▶ _RECORD EXCERPTS_:
==*==

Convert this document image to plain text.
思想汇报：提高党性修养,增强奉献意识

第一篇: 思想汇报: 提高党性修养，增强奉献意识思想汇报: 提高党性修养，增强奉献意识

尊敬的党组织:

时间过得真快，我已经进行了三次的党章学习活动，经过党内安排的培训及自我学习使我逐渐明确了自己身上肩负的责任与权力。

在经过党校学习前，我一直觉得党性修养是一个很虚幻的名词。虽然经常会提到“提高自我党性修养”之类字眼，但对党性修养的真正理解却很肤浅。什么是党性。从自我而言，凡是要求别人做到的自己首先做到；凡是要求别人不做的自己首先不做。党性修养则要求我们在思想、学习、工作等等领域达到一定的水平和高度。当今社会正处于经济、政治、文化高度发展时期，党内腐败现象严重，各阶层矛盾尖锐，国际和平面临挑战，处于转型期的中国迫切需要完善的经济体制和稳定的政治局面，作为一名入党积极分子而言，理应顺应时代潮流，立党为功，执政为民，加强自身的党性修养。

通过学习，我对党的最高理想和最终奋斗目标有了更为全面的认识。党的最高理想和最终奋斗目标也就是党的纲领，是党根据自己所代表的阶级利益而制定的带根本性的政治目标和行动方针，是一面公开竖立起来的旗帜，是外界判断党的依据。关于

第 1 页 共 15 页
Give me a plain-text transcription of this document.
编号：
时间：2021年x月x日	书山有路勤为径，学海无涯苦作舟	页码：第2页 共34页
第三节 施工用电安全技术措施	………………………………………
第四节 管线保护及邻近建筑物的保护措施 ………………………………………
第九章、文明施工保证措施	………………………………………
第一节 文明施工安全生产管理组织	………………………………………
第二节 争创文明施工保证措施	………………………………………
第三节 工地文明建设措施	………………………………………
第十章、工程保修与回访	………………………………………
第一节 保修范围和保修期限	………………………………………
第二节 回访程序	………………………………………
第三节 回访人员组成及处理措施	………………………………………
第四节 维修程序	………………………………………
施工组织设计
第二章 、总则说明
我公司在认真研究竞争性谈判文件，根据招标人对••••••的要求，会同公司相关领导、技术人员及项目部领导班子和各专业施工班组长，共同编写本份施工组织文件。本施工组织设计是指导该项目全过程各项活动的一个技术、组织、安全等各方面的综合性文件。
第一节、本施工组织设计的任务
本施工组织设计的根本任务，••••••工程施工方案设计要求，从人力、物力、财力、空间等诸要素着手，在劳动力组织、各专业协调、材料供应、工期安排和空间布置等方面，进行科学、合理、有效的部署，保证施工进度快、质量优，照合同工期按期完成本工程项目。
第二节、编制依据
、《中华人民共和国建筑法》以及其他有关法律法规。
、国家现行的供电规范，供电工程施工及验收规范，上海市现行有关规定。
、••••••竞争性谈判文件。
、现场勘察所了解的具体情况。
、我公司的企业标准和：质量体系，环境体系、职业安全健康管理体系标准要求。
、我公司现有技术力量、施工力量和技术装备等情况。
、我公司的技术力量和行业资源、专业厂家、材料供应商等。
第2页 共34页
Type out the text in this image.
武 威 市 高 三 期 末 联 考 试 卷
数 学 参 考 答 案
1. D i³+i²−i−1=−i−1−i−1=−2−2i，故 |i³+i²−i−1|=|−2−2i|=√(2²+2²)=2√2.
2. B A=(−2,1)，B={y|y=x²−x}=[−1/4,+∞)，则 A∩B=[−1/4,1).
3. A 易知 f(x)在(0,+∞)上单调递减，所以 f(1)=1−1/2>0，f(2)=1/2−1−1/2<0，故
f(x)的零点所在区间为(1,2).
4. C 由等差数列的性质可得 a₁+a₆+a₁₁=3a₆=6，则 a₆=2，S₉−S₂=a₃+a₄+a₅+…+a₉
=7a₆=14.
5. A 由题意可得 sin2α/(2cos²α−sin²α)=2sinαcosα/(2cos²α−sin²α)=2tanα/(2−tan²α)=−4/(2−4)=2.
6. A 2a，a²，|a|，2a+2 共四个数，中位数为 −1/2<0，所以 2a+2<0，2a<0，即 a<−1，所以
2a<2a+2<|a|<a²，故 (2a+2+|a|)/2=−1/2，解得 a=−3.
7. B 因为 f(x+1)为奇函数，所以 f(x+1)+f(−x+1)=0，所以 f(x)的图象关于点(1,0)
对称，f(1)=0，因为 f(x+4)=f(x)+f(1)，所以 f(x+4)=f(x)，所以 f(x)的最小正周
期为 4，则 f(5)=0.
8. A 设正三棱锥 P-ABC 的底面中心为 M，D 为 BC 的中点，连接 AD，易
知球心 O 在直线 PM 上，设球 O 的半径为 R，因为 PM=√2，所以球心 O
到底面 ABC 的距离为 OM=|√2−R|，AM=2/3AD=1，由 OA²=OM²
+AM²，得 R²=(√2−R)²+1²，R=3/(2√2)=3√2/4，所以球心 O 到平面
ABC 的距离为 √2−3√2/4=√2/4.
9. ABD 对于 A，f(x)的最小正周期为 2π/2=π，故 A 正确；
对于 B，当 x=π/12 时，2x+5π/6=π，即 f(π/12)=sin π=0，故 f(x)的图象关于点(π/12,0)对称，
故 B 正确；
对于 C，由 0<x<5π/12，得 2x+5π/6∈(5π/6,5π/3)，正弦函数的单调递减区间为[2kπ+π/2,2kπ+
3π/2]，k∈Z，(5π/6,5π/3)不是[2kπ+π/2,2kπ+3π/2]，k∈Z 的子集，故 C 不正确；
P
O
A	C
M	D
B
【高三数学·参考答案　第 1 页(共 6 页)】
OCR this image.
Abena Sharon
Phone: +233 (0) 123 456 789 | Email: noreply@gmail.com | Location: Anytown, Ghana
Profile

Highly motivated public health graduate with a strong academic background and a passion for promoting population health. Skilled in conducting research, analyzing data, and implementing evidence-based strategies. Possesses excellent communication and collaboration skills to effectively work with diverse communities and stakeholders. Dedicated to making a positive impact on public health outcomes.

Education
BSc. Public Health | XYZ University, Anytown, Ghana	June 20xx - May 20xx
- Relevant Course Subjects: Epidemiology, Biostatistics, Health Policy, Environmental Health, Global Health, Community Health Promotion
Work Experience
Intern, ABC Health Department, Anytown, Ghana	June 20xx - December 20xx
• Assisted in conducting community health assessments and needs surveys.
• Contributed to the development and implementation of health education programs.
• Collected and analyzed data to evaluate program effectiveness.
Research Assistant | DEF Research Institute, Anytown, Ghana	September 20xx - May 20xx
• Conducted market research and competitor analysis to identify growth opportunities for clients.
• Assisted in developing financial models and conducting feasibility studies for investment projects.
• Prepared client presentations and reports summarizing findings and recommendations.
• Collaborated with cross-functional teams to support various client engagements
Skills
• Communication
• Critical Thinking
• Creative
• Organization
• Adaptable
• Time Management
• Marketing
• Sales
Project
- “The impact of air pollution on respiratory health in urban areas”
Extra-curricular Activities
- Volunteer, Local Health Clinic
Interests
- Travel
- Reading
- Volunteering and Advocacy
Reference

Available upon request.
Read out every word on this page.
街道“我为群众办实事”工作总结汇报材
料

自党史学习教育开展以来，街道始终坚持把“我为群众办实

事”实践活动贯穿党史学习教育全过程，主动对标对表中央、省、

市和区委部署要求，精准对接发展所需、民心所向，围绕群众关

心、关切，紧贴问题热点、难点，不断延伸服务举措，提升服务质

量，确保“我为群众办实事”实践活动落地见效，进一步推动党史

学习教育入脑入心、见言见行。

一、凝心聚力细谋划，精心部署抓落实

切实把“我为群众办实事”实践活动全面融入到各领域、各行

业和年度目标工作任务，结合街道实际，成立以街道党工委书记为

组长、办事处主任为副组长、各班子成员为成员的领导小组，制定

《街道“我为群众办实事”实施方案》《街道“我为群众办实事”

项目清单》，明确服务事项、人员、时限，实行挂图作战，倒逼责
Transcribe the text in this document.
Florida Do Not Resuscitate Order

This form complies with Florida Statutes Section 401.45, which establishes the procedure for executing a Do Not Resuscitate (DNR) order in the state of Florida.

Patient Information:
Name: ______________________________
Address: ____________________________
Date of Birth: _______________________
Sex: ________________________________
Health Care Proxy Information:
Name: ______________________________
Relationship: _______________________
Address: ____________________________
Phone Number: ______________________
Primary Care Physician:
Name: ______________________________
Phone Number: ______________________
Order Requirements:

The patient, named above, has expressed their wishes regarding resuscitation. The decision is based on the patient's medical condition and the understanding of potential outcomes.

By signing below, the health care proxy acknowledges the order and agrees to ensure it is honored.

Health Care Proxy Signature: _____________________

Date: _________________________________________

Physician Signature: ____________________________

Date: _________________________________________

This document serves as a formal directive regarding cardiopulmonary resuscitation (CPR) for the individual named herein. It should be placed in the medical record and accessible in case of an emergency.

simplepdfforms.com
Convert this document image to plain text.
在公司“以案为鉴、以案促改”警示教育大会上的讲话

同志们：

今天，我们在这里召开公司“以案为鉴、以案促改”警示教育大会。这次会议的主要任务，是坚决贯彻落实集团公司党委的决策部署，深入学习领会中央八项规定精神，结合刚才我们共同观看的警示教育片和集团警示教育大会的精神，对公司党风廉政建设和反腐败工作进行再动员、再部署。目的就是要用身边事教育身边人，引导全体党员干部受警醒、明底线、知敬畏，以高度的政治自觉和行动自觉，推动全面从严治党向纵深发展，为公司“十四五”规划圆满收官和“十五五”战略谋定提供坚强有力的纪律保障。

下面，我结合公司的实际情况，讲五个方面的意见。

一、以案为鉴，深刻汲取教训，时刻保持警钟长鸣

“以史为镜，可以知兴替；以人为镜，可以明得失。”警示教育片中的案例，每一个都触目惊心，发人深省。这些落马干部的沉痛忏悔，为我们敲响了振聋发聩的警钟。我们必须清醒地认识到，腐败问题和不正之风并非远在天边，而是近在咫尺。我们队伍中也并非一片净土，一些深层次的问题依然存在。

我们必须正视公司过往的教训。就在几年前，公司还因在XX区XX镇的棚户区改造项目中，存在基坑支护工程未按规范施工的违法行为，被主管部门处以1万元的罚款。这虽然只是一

==*==

▶ _BRIEF_: Search the lines above for the string "text" and copy each line that has it.

▶ _WORKED ANSWER_:
Convert this document image to plain text.
Give me a plain-text transcription of this document.
Type out the text in this image.
Transcribe the text in this document.
Convert this document image to plain text.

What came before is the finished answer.